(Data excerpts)
· · · · · · ·
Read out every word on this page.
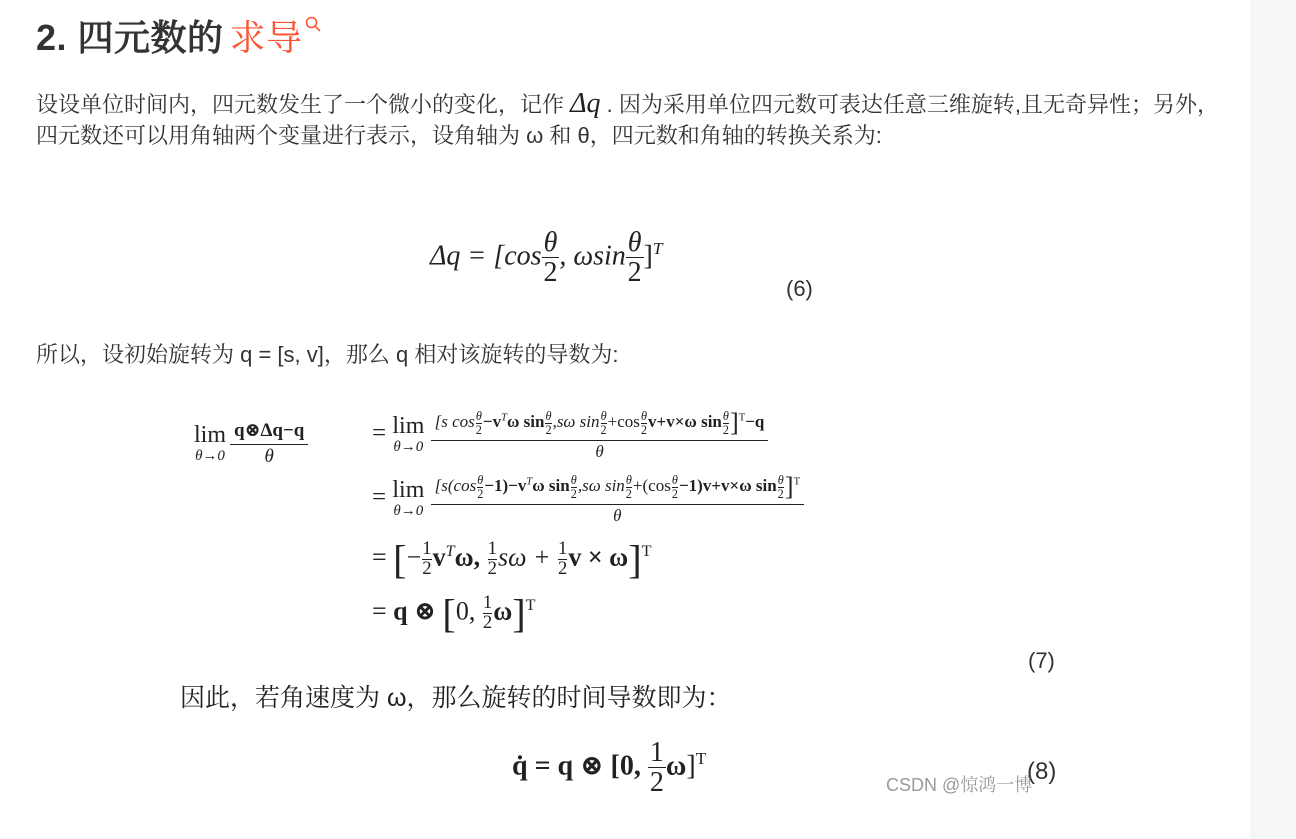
2. 四元数的 求导
设设单位时间内，四元数发生了一个微小的变化，记作 Δq . 因为采用单位四元数可表达任意三维旋转,且无奇异性；另外，四元数还可以用角轴两个变量进行表示，设角轴为 ω 和 θ，四元数和角轴的转换关系为:
$\Delta q = [\cos \frac{\theta}{2}$ , ωsin $\frac{\theta}{2} ]^T$
(6)
所以，设初始旋转为 q = [s, v]，那么 q 相对该旋转的导数为:
lim
θ→0
$\frac{q\otimes\Delta q-q}{\theta}$	= lim
θ→0
$\frac{[s \cos \frac{\theta}{2} -v^T\omega \sin \frac{\theta}{2} ,s\omega \sin \frac{\theta}{2} +\cos \frac{\theta}{2} v+v\times\omega \sin \frac{\theta}{2} ]^T-q}{\theta}$
= lim
θ→0
$\frac{[s(\cos \frac{\theta}{2} -1)-v^T\omega \sin \frac{\theta}{2} ,s\omega \sin \frac{\theta}{2} +(\cos \frac{\theta}{2} -1)v+v\times\omega \sin \frac{\theta}{2} ]^T}{\theta}$
= [− $\frac{1}{2} v^T\omega$, $\frac{1}{2}$ $s\omega + \frac{1}{2}$ v × ω]$^T$
= q ⊗ [0, $\frac{1}{2} \omega]^T$
(7)
因此，若角速度为 ω，那么旋转的时间导数即为：
q̇ = q ⊗ [0, $\frac{1}{2} \omega]^T$	(8)
CSDN @惊鸿一博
· · · · · · ·
> [WORK REQUIRED] Quote every line word for word and keep the images out of the copy.

> [RESULT]
Read out every word on this page.
2. 四元数的 求导
设设单位时间内，四元数发生了一个微小的变化，记作 Δq . 因为采用单位四元数可表达任意三维旋转,且无奇异性；另外，四元数还可以用角轴两个变量进行表示，设角轴为 ω 和 θ，四元数和角轴的转换关系为:
$\Delta q = [\cos \frac{\theta}{2}$ , ωsin $\frac{\theta}{2} ]^T$
(6)
所以，设初始旋转为 q = [s, v]，那么 q 相对该旋转的导数为:
lim
θ→0
$\frac{q\otimes\Delta q-q}{\theta}$	= lim
θ→0
$\frac{[s \cos \frac{\theta}{2} -v^T\omega \sin \frac{\theta}{2} ,s\omega \sin \frac{\theta}{2} +\cos \frac{\theta}{2} v+v\times\omega \sin \frac{\theta}{2} ]^T-q}{\theta}$
= lim
θ→0
$\frac{[s(\cos \frac{\theta}{2} -1)-v^T\omega \sin \frac{\theta}{2} ,s\omega \sin \frac{\theta}{2} +(\cos \frac{\theta}{2} -1)v+v\times\omega \sin \frac{\theta}{2} ]^T}{\theta}$
= [− $\frac{1}{2} v^T\omega$, $\frac{1}{2}$ $s\omega + \frac{1}{2}$ v × ω]$^T$
= q ⊗ [0, $\frac{1}{2} \omega]^T$
(7)
因此，若角速度为 ω，那么旋转的时间导数即为：
q̇ = q ⊗ [0, $\frac{1}{2} \omega]^T$	(8)
CSDN @惊鸿一博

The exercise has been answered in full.